**Document section**
━━━━━━━━━━━━━━━━━━━━━━━━━━━━━━

[Author's note: Every sports website on earth dedicated to covering just one league publishes a weekly power ranking, and we here at Puck Daddy have finally decided to do the same. However, the problem with power rankings in general is that they are usually three things: Bad, wrong, and boring. You typically know just as well as the authors which teams won what games against who and what it all means, so our moving the Red Wings up four spots or whatever really doesn't tell you anything you didn't know. Who's hot, who's not, who cares? For this reason, we're doing a power ranking of things that are usually not teams. You'll see what I mean.]
7. “It's a dry heat.”
The Phoenix Coyotes have apparently informed the National Hockey League that they are prepared to host a Winter Classic and I found that very inspiring.
Upon learning of this news on Monday, I immediately called the head offices of all 30 NHL teams and told them that I was prepared to be their general manager. For some reason, I was not put through directly to the teams' presidents or owner, but asked to leave a message instead. Still waiting to hear back about it. I'm sure they won't forget. After all, there can't be any more qualified candidates, right?
6. Packing Your Long Johns
With respect to outdoor games that will actually happen in real life, it seems as though Winnipeg is going to host a Heritage Classic at some point, presumably, within the next two or three years.
This makes sense. The Jets sell out every night and though their building is teeny tiny, they could move another 3,000 tickets a night no problem. They also have a gorgeous football stadium for their CFL team, and it would probably make for a very nice experience except for one thing.
It is going to be really [expletive] cold.
NHL outdoor games usually take place from January on. The Calgary Heritage Classic took place in late February, when it was minus-6 degrees out. And that's in real American temperature. Minus-21 for you Canadians. And that's with most of the game having been played while the sun was up.
Average high temperature in Winnipeg in February? Just 17 degrees (or minus-8). Average low? That's minus-2 (or minus-19).
Bumping it to March doesn't help much, which is when the Vancouver Heritage Classic will happen, as average temperatures range from highs of about 30 to lows of 12. Or what about November, when that first Edmonton Heritage Classic was? When it was minus-22, so cold the teams agreed not to check each other and Wayne Gretzky was almost eaten by a pack of timberwolves?
The average highs are 32 (freezing, you see) and lows are about 15. Seems pleasant. Conducive to good hockey, I'm sure.
Here's a better idea: Let Winnipeg have the Heritage Classic, but play it indoors. Say, at MTS Centre.
You know when there's a big tragic shooting in the U.S. and everyone starts saying things like, “It's time to have a national conversation about banning gun ownership?” And the NRA kicks in the door and screams, “Not now! We're all too emotional!”
It should come as no surprise that Gary Bettman came from the same school of PR spin as an organization fronted by ghoulish weirdo Wayne LaPierre.

━━━━━━━━━━━━━━━━━━━━━━━━━━━━━━

**Records for the task**
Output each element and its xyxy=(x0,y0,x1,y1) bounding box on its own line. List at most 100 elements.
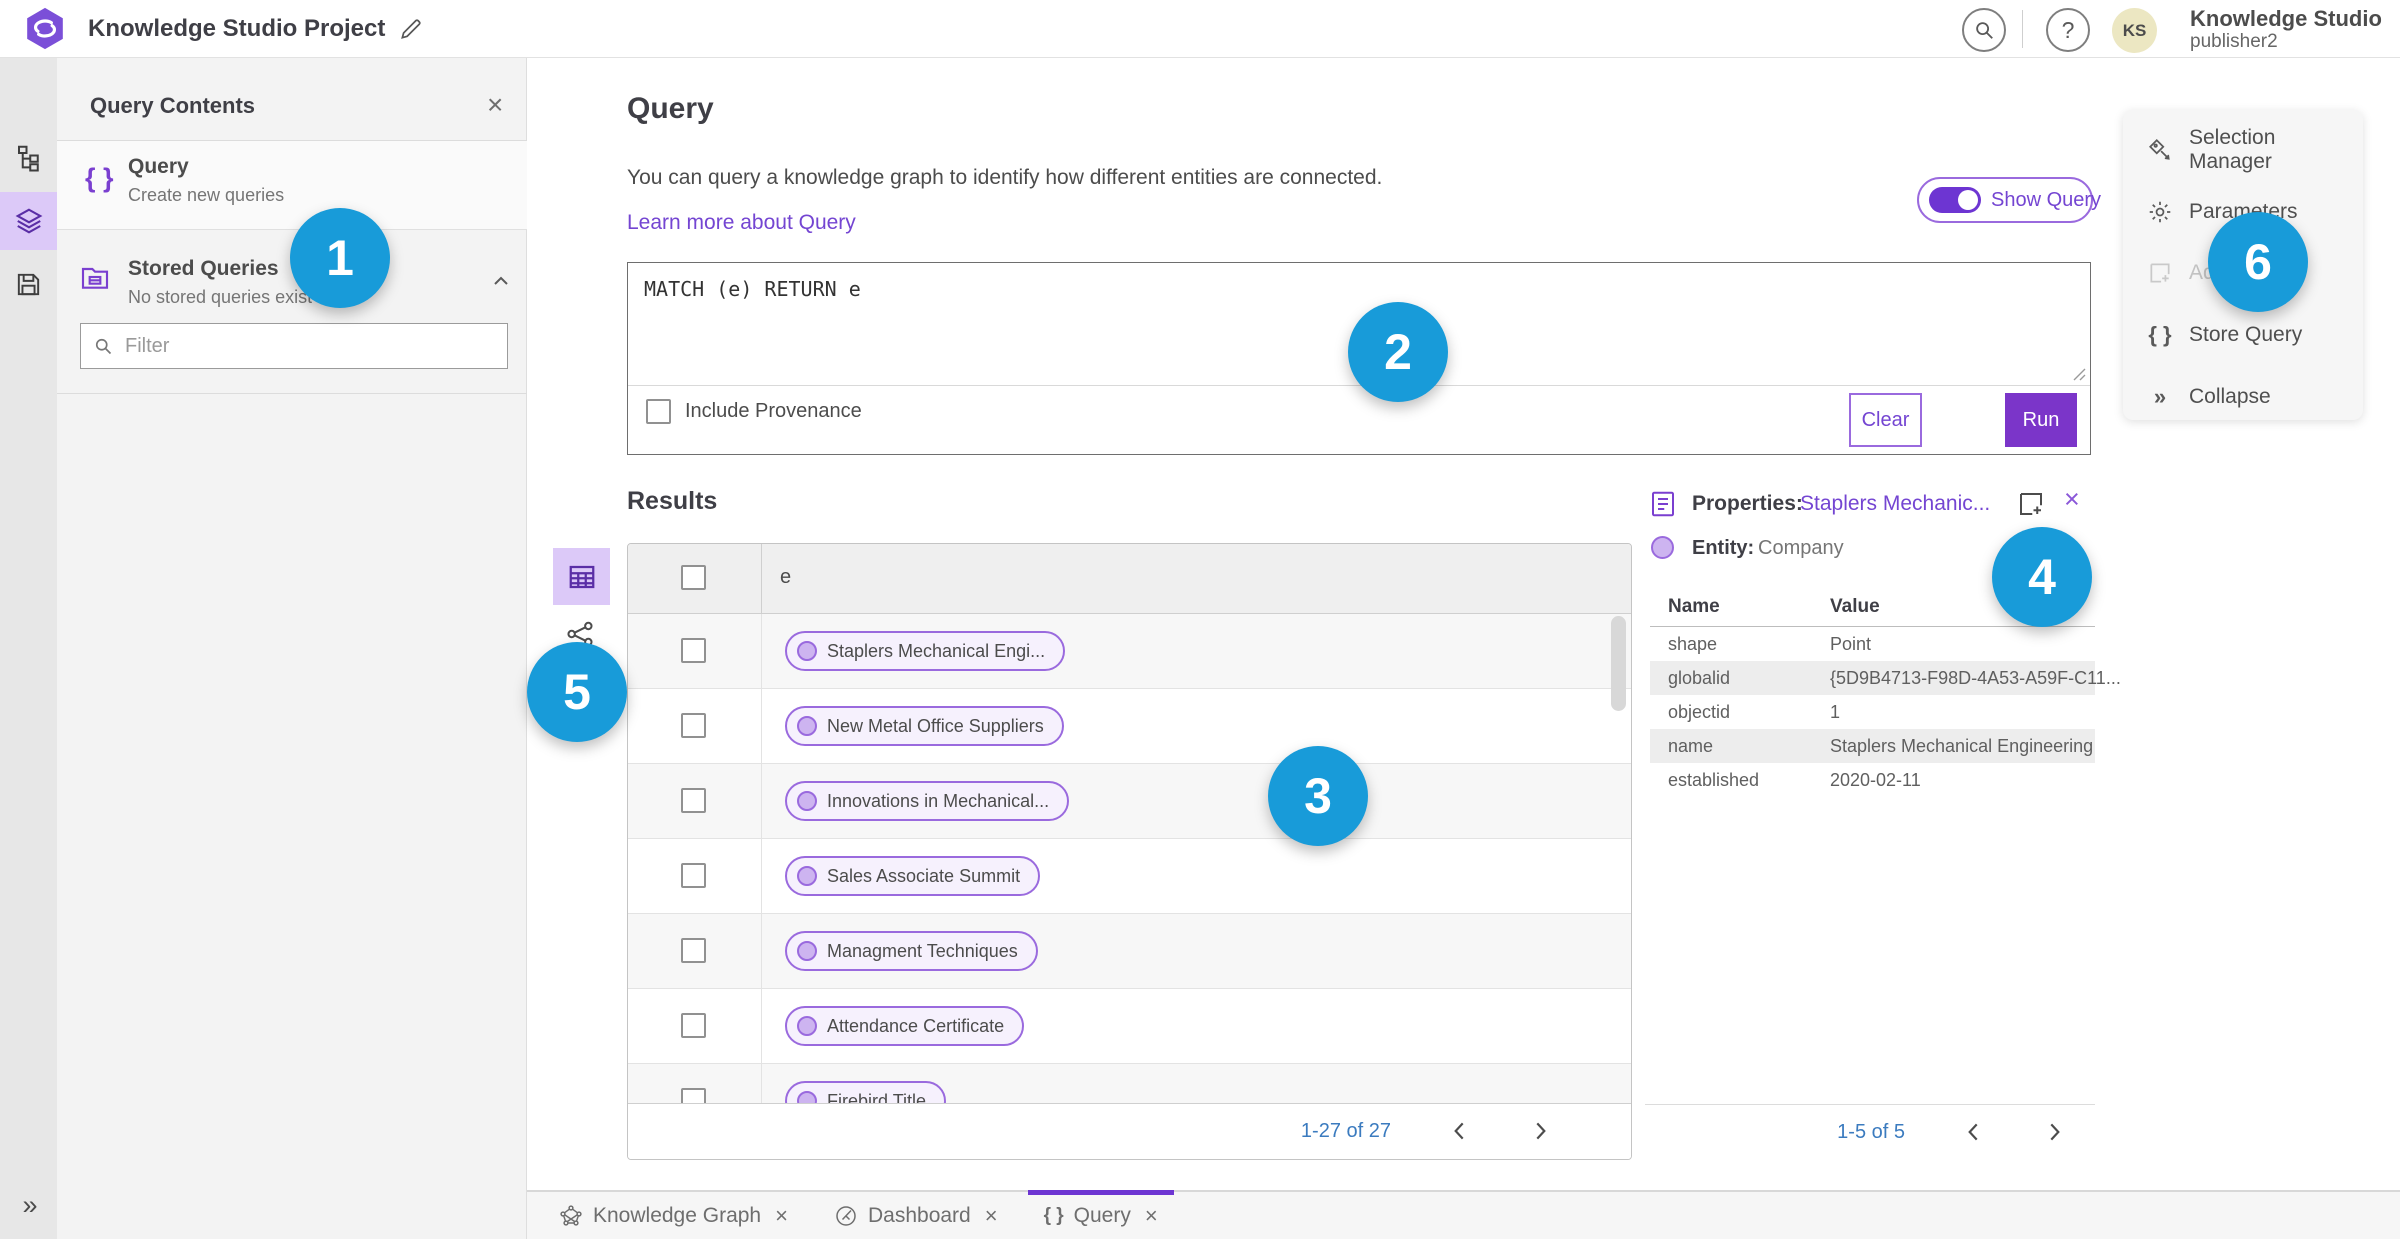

━━━━━━━━━━━━━━━━━━━━━━━━━━━━━━

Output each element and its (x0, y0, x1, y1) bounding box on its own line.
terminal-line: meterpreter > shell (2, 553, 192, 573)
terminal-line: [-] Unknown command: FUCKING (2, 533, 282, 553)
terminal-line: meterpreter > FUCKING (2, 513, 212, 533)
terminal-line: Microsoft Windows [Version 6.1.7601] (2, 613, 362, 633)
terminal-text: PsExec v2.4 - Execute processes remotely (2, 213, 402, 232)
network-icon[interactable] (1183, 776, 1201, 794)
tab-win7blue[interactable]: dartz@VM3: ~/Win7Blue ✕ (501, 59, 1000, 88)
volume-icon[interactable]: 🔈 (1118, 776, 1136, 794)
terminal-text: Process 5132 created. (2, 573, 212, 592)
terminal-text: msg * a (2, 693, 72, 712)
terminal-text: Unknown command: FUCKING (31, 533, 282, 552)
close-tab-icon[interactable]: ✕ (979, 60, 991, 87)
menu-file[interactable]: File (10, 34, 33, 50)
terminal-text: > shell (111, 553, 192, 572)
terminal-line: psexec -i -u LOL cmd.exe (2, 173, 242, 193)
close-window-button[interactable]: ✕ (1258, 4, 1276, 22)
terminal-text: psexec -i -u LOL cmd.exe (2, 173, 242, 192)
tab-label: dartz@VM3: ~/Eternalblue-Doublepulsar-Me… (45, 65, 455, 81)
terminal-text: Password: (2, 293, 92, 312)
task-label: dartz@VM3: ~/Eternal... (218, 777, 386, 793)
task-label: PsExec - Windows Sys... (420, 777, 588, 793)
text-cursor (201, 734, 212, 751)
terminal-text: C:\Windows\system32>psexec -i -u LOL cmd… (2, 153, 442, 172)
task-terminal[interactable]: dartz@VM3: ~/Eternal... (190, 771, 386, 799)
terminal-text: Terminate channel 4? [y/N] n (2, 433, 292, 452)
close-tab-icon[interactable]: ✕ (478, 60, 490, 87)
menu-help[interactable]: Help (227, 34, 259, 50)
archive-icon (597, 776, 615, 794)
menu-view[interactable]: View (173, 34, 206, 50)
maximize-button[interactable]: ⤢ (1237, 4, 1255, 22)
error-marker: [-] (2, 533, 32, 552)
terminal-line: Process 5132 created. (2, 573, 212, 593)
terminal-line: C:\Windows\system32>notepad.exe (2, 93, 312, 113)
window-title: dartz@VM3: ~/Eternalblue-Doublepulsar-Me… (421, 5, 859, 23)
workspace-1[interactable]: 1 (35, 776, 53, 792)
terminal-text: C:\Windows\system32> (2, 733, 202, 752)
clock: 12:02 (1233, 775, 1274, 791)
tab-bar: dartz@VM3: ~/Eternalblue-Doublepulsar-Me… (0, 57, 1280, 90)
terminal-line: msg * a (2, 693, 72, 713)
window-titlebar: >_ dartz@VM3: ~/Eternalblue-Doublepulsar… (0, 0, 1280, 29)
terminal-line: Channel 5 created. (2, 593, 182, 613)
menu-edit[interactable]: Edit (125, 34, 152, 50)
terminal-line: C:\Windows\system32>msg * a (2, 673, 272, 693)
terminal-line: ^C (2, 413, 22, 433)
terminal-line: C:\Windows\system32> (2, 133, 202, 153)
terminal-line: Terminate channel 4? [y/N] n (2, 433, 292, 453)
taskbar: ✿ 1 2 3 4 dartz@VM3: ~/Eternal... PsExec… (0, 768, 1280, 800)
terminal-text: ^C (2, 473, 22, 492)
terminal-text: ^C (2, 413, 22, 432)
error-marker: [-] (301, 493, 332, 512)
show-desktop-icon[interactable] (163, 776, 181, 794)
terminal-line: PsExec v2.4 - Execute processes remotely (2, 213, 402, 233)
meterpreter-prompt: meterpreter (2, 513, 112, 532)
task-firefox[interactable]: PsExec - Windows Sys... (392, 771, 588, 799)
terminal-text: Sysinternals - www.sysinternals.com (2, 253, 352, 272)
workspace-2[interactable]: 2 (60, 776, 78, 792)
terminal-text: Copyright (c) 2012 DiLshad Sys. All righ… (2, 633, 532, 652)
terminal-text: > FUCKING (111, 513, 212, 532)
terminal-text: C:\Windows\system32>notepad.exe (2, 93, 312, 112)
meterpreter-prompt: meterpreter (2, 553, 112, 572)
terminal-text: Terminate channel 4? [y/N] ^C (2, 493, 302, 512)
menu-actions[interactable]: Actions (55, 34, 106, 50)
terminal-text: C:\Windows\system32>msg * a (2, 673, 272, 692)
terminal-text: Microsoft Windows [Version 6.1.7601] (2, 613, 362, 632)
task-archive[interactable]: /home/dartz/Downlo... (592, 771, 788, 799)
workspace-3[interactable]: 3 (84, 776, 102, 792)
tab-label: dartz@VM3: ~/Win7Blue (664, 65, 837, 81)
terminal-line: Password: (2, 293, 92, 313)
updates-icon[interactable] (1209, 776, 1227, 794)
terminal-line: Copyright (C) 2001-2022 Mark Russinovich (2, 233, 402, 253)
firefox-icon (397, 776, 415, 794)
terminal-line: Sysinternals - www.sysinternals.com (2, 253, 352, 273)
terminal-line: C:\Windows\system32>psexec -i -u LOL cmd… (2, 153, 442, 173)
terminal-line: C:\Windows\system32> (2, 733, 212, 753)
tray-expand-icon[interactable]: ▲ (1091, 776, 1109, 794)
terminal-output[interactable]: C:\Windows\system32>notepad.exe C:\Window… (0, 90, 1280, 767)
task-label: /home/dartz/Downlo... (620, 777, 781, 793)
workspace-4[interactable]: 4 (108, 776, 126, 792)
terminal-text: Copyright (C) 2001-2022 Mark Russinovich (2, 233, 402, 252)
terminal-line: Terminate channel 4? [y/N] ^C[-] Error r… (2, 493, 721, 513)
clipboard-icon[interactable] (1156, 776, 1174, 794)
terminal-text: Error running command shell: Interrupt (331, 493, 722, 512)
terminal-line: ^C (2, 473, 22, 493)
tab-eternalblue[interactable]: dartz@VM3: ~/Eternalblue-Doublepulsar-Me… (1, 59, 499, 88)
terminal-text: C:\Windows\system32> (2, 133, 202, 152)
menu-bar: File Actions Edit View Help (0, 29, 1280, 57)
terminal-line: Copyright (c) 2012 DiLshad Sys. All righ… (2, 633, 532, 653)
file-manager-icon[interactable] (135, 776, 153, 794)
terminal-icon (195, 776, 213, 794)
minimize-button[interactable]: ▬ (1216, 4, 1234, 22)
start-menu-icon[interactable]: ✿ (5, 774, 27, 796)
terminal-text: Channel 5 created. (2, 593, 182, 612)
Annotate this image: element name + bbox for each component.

━━━━━━━━━━━━━━━━━━━━━━━━━━━━━━

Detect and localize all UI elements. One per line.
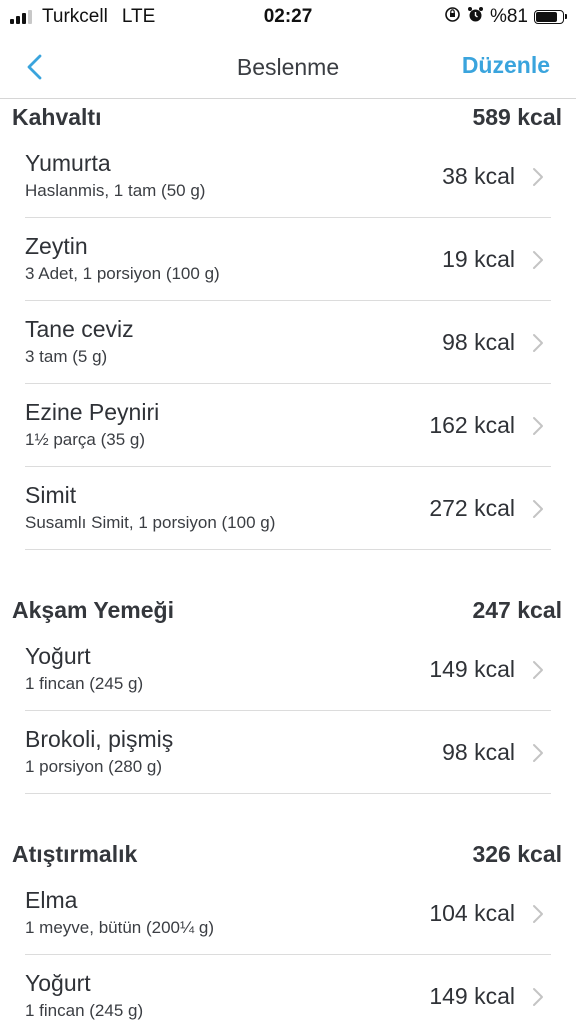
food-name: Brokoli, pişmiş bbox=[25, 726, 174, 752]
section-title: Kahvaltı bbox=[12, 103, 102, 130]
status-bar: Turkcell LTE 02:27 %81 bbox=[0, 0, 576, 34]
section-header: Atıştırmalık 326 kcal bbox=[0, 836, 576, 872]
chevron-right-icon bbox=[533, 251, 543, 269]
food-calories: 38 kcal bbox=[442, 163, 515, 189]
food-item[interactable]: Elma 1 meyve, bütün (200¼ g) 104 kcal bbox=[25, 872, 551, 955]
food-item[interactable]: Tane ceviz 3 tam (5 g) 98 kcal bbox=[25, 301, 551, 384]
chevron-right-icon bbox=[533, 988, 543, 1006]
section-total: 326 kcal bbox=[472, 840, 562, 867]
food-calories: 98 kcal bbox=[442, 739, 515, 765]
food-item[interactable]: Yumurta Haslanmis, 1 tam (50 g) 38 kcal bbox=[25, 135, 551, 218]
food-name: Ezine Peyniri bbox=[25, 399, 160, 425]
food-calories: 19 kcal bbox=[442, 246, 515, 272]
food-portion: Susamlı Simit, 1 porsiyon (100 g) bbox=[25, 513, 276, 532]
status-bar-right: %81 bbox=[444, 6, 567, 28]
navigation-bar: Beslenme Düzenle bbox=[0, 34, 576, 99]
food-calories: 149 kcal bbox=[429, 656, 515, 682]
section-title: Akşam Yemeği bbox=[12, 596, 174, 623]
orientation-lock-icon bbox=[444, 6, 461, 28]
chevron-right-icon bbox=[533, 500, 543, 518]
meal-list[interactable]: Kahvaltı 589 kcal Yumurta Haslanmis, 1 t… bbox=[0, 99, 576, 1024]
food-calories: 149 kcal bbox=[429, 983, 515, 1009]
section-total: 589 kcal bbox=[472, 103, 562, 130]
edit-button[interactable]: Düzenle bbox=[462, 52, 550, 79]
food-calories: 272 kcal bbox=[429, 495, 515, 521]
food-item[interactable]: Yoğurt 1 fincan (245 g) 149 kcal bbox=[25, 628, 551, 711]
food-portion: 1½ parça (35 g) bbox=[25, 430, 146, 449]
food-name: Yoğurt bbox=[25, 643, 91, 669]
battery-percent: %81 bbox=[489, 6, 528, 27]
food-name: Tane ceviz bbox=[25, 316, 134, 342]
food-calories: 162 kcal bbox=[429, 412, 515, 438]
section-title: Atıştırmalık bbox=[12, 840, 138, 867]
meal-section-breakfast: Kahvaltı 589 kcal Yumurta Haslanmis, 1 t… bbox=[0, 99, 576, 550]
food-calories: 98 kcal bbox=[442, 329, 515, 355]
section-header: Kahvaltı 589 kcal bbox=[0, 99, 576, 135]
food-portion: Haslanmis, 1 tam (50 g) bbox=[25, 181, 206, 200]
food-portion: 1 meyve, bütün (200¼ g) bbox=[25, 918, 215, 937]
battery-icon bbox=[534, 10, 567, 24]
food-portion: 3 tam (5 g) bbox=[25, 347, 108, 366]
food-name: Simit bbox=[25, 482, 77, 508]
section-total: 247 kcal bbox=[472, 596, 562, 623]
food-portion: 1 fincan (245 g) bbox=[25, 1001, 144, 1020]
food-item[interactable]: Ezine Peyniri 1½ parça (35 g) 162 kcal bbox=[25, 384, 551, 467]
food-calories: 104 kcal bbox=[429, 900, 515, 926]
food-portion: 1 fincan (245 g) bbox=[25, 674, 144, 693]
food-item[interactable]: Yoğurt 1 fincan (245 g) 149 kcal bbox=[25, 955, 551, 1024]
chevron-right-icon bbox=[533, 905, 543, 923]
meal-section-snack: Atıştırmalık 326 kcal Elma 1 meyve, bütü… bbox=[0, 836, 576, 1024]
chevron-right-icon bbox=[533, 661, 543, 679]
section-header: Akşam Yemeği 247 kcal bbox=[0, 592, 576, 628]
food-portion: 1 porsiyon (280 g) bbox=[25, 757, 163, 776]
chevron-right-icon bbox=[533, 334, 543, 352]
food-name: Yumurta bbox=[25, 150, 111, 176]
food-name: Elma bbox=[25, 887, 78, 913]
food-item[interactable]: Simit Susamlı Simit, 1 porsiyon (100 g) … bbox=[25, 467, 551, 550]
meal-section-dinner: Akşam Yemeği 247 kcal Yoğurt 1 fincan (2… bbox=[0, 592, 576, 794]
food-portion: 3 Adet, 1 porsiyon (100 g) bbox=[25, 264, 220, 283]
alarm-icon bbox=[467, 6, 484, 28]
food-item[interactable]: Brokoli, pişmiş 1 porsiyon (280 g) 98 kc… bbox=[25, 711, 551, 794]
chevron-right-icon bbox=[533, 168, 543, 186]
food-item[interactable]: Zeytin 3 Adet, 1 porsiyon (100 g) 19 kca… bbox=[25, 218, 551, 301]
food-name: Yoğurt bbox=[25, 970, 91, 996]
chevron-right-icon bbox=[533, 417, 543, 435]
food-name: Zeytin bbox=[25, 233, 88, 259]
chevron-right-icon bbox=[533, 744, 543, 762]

━━━━━━━━━━━━━━━━━━━━━━━━━━━━━━

**Prompt 1**
From the entries, copy out every line starting with the one that contains "Detect and localize" and going on through the one that contains "section-title: Akşam Yemeği", both included. Omit the picture.
**Prompt 2**
Pick up the hockey power-ranking column after its final sentence and keep writing it.

**Task answer 1**
Detect and localize all UI elements. One per line.
food-name: Brokoli, pişmiş bbox=[25, 726, 174, 752]
section-title: Kahvaltı bbox=[12, 103, 102, 130]
status-bar: Turkcell LTE 02:27 %81 bbox=[0, 0, 576, 34]
section-header: Atıştırmalık 326 kcal bbox=[0, 836, 576, 872]
chevron-right-icon bbox=[533, 251, 543, 269]
food-calories: 38 kcal bbox=[442, 163, 515, 189]
food-item[interactable]: Elma 1 meyve, bütün (200¼ g) 104 kcal bbox=[25, 872, 551, 955]
food-item[interactable]: Tane ceviz 3 tam (5 g) 98 kcal bbox=[25, 301, 551, 384]
chevron-right-icon bbox=[533, 988, 543, 1006]
section-total: 326 kcal bbox=[472, 840, 562, 867]
food-calories: 98 kcal bbox=[442, 739, 515, 765]
food-item[interactable]: Yumurta Haslanmis, 1 tam (50 g) 38 kcal bbox=[25, 135, 551, 218]
food-name: Ezine Peyniri bbox=[25, 399, 160, 425]
food-calories: 19 kcal bbox=[442, 246, 515, 272]
food-portion: Susamlı Simit, 1 porsiyon (100 g) bbox=[25, 513, 276, 532]
status-bar-right: %81 bbox=[444, 6, 567, 28]
navigation-bar: Beslenme Düzenle bbox=[0, 34, 576, 99]
food-calories: 149 kcal bbox=[429, 656, 515, 682]
section-title: Akşam Yemeği bbox=[12, 596, 174, 623]

**Task answer 2**
Asked this week by The Hockey News's Adam Proteau about whether the league would ever consider banning, or at least imposing heavier penalties for fighting, Bettman had this to say:
“I don’t think it’s sensible right now to have a debate right now that’s very emotional on both sides. If there comes a point where that’s on the table and that enough people feel needs to be changed, then it’ll get considered. But according to the last poll I saw from the players, something like 98 percent of the players like it the way it is. And if you’re going to make a change, there needs to be a consensus.”
So much to unpack here. First, the fighting debate is never not going to be emotional. Just like the gun debate isn't. People are always going to have extremely strong opinions on it, and thus, by Bettman's standard, we can never have a debate about banning it from the game. Maybe that's the point, but at that point, it just seems like it would be better to say, “Nope, not gonna happen.”
Apparently, the league still sees fighting as something that sells tickets, and will do until someone dies on the ice. Of course, the thing he was specifically talking about — the Thornton/Orpik incident from last Saturday — wasn't so much a fight as a mugging, and if Orpik had a wallet in his hockey pants, Thornton might have taken it. But the fact of the matter is that this ugly, awful incident is part of the fighting debate whether proponents like it or not.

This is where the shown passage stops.